[STUDY TEXT]:
BEGIN

Decided 4 December 2015
- Full case name: Zakharov v. Russia
- Case: 47143/06
- ECLI: ECLI:CE:ECHR:2015:1204JUD004714306
- Chamber: Grand Chamber

Court composition
- President Dean Spielmann
- JudgesJosep Casadevall; Guido Raimondi; Ineta Ziemele; Mark Villiger; Luis López Guerra; Khanlar Hajiyev; Angelika Nußberger; Julia Laffranque; Linos-Alexandre Sicilianos; Erik Møse; André Potocki; Paul Lemmens; Helena Jäderblom; Faris Vehabović; Ksenija Turković; Dmitry Dedov;

= Zakharov v. Russia =

European Court of Human Rights case

Zakharov v. Russia was a 2015 court case before the European Court of Human Rights involving Roman Zakharov and the Russian Federation. The Court ruled that Russia's legal provisions governing communications surveillance did not provide adequate safeguards against arbitrariness or abuse, and that therefore a violation took place of Article 8 of the European Convention of Human Rights (right to privacy).

== Case ==
In 2003, editor Roman Zakharov brought judicial proceeding against three mobile network operators, claiming that there had been a violation of his right to the privacy of his communications. He maintained that Russia's SORM system (surveillance equipment installed at mobile phone companies) enables unrestricted interception of all telephone communications by the security services without prior judicial authorization. The claim was rejected on the grounds that Zakharov did not prove to be a victim of such an interception himself. The rejection was upheld in 2006.

In 2006, Zakharov lodged a case with the ECtHR. He relied on Article 8 (right to privacy), arguing that Russia's national law permitted the security services to intercept, through technical means, any person's communications without obtaining prior judicial authorization. He further relied on Article 13 (right to an effective remedy), complaining that he had no effective legal remedy at national level to challenge that legislation.

Russia maintained that Zakharov could not be considered a victim because Orange Slovensko, a. s. v. Slovakia upheld that private companies can install interception equipment without violating the Convention. Furthermore, Russia argued that an applicant had to demonstrate a "reasonable likelihood" that their private life was being documented and recorded by security agencies.Exceptions to this rule were permissible only in the most unique of circumstances. Since Zakharov failed to produce any evidence to prove that he was being spied upon, Russia claimed that he did not meet the "reasonable likelihood" criteria. Finally, Russia argued that Zakharov did not go through all of the national channels available to him before appealing to the European Court of Human Rights.

END

[DATA SECTION]:
BEGIN

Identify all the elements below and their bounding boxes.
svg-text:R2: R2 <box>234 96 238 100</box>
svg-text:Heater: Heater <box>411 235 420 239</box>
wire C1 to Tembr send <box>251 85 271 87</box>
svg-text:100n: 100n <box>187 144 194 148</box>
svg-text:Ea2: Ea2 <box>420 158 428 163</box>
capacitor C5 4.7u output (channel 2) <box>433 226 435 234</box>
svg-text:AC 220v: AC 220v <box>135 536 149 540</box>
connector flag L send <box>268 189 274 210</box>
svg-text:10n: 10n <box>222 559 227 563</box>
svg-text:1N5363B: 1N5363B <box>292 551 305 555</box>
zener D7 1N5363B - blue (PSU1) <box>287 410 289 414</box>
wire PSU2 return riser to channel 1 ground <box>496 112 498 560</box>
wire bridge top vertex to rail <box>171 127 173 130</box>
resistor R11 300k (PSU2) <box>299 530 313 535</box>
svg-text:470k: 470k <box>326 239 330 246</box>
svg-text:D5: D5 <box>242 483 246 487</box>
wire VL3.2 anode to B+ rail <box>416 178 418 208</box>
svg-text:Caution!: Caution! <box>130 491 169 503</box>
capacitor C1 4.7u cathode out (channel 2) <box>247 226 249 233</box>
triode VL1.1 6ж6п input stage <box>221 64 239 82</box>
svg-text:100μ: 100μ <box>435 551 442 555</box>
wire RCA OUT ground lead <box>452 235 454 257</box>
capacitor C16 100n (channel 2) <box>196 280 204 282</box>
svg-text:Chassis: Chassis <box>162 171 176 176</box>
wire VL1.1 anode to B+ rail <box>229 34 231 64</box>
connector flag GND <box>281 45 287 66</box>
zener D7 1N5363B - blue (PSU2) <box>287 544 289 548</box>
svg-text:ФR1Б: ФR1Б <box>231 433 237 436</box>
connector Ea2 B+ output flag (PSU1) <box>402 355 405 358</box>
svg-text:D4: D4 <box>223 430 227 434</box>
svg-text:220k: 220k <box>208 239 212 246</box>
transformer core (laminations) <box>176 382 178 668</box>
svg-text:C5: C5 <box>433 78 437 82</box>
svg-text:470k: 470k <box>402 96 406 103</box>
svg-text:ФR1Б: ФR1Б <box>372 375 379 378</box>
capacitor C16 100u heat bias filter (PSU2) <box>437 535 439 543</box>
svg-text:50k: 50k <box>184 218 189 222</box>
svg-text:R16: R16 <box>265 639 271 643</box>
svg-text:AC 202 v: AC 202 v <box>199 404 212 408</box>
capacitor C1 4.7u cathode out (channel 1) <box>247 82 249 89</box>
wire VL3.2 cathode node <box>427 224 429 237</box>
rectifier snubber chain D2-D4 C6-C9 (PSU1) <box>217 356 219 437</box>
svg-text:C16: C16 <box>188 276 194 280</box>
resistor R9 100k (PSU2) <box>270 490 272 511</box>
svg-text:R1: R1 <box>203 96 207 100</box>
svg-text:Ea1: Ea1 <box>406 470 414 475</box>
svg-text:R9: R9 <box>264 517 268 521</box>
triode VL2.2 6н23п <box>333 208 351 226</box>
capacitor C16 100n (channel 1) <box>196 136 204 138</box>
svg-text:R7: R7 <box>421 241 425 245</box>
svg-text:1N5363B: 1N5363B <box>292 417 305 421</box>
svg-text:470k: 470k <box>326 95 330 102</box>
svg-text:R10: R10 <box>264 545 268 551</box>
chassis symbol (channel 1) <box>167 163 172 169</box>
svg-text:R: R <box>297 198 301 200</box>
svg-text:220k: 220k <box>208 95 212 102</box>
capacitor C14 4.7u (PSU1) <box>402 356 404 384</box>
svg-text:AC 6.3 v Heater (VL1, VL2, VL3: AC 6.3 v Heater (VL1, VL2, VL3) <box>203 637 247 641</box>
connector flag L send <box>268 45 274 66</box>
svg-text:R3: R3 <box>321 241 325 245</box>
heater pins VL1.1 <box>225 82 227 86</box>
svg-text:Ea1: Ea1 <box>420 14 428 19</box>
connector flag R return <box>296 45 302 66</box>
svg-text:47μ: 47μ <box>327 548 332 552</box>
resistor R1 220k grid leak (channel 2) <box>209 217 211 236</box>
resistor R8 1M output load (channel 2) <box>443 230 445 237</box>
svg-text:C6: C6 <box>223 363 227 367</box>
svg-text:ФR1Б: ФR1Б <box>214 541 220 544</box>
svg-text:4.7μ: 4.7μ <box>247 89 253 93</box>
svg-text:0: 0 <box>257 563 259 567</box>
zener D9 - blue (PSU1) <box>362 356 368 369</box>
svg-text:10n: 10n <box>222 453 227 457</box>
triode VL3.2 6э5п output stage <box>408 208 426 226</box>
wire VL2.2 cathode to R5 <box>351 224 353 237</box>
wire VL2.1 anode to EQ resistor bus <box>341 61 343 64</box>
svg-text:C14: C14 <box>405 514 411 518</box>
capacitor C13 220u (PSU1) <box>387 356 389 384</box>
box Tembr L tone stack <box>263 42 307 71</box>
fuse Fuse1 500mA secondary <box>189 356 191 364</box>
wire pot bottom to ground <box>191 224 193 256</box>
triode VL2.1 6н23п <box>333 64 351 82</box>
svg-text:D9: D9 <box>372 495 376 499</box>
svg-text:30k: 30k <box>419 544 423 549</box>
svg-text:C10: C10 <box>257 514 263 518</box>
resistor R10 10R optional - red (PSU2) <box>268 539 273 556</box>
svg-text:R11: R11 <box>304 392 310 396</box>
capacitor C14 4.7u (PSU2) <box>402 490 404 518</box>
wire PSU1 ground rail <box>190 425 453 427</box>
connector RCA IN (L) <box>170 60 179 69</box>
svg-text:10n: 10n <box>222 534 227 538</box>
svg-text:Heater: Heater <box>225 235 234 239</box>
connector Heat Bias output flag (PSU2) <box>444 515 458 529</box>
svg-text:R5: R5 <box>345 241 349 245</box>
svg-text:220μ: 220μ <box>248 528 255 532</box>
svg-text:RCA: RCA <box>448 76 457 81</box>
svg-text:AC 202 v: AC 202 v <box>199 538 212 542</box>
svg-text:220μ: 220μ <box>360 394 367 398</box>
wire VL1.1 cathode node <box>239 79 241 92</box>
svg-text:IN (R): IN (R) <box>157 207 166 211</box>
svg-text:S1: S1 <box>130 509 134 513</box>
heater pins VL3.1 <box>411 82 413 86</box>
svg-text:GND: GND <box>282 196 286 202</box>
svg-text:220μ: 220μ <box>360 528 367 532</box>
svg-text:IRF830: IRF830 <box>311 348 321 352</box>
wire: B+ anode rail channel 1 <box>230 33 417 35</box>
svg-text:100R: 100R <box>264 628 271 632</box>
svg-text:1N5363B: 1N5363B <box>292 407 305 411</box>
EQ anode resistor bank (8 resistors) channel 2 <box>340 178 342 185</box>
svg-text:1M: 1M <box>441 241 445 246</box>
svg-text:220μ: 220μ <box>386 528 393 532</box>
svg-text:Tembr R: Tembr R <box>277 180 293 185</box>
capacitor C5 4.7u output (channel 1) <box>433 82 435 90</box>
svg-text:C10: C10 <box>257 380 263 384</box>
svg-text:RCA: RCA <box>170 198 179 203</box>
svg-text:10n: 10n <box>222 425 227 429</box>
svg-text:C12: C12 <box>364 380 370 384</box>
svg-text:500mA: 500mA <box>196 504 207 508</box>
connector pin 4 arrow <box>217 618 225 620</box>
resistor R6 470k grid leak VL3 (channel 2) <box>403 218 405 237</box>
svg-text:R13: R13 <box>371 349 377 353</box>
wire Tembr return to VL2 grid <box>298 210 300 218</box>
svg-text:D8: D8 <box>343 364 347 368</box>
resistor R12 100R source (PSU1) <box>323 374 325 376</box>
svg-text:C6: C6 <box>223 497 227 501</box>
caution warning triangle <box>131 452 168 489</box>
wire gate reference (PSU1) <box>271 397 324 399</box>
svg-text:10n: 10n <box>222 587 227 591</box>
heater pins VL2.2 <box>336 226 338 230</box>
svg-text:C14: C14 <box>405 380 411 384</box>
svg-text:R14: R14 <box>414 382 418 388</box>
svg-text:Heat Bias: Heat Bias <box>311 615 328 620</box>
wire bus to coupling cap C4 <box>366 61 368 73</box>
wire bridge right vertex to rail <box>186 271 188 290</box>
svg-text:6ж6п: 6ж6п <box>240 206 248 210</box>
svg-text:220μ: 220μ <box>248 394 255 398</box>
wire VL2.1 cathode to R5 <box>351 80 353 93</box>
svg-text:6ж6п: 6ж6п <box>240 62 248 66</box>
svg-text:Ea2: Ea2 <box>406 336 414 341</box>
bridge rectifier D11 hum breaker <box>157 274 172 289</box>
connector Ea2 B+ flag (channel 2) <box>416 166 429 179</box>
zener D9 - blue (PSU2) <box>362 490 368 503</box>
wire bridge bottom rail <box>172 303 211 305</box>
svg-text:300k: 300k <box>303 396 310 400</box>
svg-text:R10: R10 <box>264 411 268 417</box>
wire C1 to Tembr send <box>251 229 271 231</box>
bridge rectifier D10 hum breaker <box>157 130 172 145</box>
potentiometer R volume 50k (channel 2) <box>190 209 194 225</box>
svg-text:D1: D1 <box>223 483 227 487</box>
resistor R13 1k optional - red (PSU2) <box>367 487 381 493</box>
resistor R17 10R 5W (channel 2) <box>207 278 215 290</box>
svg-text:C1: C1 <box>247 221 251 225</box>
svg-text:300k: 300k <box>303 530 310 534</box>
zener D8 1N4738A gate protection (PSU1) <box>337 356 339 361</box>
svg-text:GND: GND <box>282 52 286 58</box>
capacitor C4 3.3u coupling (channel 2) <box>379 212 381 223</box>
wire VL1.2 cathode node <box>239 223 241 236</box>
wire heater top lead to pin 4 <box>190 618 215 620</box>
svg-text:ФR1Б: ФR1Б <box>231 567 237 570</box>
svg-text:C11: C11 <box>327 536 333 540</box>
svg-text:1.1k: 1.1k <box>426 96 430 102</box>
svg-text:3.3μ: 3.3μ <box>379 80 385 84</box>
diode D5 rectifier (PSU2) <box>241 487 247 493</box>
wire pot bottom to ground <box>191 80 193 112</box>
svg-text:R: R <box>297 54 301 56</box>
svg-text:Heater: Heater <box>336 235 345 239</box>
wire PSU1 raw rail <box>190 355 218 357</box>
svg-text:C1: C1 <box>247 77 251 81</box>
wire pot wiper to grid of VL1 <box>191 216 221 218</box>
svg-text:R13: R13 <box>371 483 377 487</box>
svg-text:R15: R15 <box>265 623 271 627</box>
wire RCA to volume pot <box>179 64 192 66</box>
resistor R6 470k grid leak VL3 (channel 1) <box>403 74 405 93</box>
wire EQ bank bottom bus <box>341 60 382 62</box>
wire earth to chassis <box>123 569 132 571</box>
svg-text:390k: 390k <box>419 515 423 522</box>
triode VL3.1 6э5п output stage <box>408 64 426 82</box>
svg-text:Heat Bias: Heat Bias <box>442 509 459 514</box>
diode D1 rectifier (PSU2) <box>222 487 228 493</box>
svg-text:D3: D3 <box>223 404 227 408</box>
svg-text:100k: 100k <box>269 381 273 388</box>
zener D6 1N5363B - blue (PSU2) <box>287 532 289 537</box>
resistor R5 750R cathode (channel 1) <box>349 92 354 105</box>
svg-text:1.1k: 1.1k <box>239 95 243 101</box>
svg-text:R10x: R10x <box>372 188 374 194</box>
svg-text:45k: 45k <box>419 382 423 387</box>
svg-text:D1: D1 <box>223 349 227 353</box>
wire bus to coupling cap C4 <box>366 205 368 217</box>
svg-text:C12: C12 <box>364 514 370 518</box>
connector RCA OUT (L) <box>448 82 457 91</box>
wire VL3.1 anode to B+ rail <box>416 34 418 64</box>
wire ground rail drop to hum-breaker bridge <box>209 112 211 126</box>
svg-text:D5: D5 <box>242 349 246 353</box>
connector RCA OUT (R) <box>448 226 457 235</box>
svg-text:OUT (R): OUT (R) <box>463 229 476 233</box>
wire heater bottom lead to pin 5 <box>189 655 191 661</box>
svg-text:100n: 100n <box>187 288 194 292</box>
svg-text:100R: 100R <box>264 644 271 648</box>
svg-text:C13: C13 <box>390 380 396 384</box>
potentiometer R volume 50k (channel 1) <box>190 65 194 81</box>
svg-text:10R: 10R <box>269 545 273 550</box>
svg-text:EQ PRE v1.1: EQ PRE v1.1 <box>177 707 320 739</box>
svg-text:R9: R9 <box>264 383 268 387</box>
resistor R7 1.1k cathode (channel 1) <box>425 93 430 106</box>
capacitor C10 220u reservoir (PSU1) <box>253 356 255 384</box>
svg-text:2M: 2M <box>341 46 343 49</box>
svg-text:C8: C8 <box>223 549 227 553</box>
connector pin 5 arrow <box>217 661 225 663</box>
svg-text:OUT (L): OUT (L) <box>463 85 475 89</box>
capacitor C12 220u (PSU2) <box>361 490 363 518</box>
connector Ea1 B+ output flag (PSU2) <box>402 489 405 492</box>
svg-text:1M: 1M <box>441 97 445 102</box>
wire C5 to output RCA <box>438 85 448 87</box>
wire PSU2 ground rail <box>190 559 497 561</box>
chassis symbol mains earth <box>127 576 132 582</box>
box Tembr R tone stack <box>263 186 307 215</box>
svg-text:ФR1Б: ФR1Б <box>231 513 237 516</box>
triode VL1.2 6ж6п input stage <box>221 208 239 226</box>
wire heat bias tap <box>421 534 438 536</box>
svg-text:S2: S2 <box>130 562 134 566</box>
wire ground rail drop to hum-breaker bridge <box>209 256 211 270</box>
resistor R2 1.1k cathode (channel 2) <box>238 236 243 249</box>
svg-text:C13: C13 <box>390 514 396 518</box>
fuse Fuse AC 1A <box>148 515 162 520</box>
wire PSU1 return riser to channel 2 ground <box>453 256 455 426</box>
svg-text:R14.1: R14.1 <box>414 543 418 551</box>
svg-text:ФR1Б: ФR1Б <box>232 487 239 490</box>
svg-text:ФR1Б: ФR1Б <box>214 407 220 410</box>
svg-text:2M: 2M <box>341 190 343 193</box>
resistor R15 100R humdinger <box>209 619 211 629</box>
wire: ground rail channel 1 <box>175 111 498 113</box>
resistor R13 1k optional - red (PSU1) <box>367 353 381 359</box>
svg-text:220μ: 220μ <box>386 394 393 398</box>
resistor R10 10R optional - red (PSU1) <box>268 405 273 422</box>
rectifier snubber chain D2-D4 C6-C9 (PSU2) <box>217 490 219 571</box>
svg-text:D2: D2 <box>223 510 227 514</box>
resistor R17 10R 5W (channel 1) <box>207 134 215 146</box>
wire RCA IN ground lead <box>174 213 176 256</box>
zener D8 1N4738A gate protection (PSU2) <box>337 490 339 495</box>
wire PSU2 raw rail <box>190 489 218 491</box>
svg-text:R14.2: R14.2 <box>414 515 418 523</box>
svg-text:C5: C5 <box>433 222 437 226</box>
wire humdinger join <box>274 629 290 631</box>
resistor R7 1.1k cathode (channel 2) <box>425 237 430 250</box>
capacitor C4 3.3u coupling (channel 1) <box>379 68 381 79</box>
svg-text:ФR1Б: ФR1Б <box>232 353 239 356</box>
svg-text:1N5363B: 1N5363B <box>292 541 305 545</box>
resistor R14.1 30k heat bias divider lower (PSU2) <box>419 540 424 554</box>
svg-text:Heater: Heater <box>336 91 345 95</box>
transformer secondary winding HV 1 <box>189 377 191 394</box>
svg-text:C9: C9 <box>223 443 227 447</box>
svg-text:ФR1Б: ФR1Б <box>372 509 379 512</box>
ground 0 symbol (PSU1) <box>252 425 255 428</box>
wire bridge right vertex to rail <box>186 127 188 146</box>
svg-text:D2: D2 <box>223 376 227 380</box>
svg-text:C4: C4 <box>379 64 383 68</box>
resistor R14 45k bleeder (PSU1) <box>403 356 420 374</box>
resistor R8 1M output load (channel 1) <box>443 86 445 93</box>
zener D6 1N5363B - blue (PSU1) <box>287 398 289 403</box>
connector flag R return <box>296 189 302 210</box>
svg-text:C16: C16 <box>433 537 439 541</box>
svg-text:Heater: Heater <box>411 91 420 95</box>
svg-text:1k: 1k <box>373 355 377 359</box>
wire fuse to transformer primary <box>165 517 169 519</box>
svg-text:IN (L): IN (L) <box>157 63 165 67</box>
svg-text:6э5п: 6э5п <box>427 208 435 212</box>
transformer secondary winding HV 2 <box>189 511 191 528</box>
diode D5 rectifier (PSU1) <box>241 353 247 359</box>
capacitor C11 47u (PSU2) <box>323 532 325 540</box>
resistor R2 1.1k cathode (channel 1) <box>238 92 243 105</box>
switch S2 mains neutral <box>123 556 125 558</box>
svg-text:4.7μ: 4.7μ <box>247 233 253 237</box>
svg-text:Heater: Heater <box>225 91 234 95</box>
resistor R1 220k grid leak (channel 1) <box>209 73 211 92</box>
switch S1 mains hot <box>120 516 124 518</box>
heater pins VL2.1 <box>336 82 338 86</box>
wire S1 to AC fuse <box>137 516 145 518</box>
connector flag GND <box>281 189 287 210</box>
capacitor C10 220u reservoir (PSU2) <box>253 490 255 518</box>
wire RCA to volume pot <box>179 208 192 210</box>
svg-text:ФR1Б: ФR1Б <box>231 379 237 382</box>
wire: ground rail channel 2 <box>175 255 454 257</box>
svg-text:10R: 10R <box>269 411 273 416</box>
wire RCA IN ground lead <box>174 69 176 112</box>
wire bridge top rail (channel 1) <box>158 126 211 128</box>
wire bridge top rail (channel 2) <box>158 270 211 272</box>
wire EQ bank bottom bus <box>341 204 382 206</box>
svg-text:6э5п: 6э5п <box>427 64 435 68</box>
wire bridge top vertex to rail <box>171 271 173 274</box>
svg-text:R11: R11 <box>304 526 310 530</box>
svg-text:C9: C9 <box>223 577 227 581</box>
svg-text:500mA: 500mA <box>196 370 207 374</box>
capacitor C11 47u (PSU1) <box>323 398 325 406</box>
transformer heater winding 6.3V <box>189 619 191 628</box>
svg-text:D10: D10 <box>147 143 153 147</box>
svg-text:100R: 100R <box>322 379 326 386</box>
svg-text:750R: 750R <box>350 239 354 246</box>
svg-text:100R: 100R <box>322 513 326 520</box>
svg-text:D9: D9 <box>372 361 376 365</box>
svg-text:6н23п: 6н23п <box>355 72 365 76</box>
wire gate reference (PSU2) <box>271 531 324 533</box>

END

[WHAT IS NEEDED]: According to the case summary, on what grounds was Roman Zakharov's 2003 claim against the mobile network operators rejected? Base your answer solely on the case summary.

[COMPLETED TASK]: It was rejected because Zakharov did not prove that he himself was a victim of such an interception.